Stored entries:
- - - -
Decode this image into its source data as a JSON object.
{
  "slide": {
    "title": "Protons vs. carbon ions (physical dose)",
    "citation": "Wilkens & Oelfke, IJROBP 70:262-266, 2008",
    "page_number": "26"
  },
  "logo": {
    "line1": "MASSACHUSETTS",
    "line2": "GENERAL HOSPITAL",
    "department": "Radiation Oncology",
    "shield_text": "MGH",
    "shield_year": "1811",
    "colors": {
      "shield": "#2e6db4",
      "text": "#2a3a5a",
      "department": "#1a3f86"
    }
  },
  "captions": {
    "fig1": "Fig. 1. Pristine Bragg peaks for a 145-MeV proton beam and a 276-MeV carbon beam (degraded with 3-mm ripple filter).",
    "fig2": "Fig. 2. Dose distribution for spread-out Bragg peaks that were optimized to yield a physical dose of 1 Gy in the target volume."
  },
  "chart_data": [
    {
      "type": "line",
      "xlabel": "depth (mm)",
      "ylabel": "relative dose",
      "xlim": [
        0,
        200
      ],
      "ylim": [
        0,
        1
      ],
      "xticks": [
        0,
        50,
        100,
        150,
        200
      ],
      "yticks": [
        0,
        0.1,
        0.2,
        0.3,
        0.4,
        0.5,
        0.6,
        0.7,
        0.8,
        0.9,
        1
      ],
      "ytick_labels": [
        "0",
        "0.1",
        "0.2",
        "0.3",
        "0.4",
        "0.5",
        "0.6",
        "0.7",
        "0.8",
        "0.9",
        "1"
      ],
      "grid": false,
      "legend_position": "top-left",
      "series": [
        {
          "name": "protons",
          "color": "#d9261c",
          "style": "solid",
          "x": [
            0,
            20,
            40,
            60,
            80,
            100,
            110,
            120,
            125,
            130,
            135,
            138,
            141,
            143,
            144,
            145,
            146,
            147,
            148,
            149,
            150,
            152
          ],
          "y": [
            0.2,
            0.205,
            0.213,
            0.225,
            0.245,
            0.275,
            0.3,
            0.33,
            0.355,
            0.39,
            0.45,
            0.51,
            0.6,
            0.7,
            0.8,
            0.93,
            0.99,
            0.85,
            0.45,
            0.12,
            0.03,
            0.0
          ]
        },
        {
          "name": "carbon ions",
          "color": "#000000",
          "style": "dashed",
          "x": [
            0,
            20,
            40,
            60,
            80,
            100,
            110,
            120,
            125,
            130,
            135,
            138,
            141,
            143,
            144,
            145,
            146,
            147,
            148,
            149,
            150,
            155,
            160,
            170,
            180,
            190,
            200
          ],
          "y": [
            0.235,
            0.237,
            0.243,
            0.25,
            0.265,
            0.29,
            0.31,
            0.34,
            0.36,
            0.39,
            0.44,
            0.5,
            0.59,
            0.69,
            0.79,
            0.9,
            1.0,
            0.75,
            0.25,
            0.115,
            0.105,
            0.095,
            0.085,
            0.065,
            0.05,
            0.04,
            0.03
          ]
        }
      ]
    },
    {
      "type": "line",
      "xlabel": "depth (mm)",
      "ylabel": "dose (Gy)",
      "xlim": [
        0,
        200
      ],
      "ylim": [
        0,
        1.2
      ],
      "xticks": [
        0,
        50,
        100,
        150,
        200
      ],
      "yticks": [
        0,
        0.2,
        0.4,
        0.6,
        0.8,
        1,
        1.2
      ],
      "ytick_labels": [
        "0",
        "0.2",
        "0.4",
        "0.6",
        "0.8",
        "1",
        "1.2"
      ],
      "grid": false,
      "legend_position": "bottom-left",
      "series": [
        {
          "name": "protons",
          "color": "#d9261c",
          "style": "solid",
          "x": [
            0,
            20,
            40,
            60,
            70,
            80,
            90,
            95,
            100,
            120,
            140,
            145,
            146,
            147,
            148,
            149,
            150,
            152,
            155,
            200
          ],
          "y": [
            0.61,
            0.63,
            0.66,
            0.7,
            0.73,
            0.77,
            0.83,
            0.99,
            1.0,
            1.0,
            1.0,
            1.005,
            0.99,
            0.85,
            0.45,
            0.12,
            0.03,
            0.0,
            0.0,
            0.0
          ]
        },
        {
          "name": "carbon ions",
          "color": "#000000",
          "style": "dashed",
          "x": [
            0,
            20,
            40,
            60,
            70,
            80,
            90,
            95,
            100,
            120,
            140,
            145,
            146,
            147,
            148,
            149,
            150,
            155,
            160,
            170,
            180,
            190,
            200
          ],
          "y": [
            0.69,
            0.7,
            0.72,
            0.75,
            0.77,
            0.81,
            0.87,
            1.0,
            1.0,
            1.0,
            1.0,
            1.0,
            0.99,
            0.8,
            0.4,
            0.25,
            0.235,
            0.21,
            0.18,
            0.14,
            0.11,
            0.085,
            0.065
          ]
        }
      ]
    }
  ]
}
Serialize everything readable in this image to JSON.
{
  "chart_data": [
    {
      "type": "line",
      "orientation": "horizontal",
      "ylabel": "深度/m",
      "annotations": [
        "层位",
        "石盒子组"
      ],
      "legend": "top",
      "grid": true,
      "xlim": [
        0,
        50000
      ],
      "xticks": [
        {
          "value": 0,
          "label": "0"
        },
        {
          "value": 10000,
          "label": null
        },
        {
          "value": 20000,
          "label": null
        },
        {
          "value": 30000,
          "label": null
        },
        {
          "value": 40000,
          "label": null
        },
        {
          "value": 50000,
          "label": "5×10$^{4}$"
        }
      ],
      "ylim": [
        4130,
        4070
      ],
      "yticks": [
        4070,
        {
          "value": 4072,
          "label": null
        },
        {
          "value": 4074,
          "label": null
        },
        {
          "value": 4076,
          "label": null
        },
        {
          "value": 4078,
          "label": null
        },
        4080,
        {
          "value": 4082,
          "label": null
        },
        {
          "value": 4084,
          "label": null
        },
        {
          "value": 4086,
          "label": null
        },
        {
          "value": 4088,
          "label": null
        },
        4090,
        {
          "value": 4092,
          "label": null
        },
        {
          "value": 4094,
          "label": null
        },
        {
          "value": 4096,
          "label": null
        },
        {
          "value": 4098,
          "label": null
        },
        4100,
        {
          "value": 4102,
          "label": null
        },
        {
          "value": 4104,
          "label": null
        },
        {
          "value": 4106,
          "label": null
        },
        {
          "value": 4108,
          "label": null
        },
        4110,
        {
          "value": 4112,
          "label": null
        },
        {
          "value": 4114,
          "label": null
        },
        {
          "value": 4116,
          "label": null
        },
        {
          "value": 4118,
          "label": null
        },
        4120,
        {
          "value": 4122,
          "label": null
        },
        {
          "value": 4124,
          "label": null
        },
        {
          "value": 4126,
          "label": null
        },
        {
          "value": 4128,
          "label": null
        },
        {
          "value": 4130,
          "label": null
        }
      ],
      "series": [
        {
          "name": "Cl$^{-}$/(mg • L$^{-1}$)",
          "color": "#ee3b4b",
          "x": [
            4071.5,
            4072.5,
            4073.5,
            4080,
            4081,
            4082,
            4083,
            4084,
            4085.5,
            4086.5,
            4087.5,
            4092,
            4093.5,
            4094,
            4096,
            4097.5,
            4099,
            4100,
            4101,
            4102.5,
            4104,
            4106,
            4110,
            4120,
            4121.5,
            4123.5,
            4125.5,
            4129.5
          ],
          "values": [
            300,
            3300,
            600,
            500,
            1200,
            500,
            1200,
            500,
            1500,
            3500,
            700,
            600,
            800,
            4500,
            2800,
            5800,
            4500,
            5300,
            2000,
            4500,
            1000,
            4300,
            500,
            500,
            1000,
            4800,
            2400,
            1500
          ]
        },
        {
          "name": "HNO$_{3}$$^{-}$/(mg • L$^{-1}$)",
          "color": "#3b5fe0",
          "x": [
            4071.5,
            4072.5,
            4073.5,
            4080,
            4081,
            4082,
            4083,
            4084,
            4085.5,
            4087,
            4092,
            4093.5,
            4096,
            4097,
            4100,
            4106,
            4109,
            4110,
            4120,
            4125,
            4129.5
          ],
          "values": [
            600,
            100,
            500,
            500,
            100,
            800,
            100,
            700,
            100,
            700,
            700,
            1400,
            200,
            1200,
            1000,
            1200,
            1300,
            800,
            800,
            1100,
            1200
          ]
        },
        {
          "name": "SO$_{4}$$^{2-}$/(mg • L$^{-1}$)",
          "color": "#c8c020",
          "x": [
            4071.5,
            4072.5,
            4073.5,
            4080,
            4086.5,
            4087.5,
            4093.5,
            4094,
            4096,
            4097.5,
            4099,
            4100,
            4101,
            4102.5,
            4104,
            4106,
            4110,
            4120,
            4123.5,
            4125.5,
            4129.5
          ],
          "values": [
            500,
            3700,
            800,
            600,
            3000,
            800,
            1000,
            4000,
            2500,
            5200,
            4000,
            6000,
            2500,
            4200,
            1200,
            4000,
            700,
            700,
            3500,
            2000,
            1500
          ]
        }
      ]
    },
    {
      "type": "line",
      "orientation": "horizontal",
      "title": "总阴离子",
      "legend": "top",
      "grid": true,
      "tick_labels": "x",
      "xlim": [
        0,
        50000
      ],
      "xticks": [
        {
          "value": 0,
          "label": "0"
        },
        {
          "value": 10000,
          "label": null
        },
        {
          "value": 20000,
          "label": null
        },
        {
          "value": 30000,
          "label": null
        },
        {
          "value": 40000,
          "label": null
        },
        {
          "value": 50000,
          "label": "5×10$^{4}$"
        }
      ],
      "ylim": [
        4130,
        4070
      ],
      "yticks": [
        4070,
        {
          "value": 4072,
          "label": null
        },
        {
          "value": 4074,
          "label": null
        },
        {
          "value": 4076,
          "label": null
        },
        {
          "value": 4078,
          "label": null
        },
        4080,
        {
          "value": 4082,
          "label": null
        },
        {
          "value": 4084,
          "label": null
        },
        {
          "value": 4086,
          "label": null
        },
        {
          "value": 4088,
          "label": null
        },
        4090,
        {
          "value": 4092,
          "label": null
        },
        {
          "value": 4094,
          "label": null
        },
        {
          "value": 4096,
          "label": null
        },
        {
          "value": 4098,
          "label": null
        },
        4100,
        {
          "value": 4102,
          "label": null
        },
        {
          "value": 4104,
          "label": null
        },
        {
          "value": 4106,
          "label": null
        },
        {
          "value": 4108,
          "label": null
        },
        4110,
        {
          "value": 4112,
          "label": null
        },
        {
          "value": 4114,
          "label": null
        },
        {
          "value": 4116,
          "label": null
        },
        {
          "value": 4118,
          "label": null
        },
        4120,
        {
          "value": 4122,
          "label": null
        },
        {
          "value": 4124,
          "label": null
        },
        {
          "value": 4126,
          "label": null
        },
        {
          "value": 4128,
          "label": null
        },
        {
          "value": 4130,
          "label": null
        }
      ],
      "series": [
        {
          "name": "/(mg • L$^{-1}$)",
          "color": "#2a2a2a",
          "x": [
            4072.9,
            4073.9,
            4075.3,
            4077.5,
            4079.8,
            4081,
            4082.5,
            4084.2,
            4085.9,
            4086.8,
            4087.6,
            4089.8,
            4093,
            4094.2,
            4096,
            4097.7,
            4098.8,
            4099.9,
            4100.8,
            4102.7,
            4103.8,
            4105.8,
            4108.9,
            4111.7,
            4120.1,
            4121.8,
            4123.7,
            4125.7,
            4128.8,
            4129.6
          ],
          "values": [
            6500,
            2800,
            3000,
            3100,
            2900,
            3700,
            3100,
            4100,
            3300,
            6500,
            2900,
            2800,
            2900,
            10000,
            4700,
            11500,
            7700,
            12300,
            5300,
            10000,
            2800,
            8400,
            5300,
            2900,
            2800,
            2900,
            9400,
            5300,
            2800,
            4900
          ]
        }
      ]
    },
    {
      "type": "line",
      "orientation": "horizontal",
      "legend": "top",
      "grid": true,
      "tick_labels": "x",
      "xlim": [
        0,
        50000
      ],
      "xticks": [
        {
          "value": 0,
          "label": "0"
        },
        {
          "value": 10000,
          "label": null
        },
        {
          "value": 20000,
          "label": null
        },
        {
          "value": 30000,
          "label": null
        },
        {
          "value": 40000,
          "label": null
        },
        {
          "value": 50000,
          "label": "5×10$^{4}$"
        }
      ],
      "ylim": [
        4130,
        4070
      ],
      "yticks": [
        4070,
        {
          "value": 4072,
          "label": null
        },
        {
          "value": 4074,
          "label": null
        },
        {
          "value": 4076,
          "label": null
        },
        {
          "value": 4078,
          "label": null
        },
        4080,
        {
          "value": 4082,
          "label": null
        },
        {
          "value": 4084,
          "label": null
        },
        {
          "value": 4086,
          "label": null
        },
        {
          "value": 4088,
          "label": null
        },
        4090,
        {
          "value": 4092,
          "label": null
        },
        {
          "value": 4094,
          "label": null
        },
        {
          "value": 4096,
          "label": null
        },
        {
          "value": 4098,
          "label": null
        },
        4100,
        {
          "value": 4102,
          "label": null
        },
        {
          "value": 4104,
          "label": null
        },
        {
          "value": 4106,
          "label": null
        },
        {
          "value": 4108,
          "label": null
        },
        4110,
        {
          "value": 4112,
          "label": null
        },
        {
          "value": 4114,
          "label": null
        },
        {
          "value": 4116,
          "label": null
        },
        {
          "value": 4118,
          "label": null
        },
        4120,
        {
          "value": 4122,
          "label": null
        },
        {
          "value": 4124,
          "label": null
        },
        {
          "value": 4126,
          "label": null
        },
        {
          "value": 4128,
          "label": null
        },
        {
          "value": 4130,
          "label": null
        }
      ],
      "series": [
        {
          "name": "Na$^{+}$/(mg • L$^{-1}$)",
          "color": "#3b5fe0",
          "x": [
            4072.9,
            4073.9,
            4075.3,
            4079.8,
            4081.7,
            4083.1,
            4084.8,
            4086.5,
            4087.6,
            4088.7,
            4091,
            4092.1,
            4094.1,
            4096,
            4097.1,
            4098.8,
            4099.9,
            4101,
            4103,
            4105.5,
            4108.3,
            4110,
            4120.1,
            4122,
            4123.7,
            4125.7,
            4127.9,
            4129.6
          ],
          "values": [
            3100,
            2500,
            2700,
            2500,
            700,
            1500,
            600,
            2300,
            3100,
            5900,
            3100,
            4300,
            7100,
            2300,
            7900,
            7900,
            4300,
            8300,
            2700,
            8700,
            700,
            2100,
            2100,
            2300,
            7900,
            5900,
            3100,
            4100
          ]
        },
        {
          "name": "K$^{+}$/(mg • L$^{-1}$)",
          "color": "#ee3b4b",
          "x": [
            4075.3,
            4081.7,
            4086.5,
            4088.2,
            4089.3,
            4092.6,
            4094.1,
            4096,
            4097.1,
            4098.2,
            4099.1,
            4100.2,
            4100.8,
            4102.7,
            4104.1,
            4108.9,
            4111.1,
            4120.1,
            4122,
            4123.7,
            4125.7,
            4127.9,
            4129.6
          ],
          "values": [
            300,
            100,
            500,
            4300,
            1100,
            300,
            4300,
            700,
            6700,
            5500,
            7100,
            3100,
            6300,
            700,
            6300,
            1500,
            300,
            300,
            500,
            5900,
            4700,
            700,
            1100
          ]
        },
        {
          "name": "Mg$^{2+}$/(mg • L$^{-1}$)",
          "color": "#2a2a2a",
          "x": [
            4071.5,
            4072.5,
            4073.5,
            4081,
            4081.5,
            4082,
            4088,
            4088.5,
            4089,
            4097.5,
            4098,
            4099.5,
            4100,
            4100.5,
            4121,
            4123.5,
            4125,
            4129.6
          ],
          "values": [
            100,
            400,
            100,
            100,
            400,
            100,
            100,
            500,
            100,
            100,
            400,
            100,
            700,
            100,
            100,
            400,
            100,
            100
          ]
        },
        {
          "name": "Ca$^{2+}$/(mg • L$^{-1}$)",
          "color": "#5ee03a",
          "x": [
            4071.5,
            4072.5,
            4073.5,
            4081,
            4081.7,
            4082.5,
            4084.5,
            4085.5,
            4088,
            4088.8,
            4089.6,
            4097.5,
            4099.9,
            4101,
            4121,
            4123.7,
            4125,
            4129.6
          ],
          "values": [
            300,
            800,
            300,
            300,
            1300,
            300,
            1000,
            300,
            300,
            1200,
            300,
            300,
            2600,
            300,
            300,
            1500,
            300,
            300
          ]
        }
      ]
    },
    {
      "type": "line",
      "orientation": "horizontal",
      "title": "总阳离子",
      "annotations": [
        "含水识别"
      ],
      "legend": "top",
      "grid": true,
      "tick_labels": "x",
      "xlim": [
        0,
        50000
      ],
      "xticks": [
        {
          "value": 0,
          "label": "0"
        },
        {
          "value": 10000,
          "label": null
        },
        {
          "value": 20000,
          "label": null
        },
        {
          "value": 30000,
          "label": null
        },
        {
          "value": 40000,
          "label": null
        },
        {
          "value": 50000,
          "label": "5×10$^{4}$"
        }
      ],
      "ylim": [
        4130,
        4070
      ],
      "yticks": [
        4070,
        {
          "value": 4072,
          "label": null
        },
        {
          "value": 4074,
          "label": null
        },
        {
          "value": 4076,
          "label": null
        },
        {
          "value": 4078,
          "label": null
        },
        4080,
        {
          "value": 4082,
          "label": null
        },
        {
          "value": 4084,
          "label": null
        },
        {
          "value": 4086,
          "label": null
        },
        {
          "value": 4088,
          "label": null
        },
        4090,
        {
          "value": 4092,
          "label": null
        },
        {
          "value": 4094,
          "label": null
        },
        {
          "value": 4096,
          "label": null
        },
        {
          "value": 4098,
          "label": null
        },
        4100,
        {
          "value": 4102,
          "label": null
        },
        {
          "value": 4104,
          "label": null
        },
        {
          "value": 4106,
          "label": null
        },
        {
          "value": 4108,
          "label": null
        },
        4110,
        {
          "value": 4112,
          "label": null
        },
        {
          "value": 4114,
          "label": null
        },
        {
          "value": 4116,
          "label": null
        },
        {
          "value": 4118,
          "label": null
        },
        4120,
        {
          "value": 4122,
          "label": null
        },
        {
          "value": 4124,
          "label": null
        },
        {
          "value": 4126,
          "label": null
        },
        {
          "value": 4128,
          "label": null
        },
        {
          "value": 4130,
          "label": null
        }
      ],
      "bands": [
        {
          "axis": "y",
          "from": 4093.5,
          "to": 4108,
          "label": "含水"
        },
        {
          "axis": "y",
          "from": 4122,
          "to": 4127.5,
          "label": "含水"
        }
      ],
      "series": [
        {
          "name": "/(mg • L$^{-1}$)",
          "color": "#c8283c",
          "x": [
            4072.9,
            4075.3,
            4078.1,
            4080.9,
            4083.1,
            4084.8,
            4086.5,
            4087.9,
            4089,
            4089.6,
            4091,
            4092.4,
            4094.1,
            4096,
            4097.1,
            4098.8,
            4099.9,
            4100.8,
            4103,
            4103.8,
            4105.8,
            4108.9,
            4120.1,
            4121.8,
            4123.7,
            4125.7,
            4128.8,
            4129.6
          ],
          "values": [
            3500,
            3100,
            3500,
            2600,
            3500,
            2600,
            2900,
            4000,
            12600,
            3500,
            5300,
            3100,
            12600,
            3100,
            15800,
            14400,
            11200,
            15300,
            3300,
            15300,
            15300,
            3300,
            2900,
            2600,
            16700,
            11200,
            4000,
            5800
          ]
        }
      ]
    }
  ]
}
- - - -
The request: Above is a listing; report how many of its lines include the word "carbon", giving the number only.

Response to this task: 4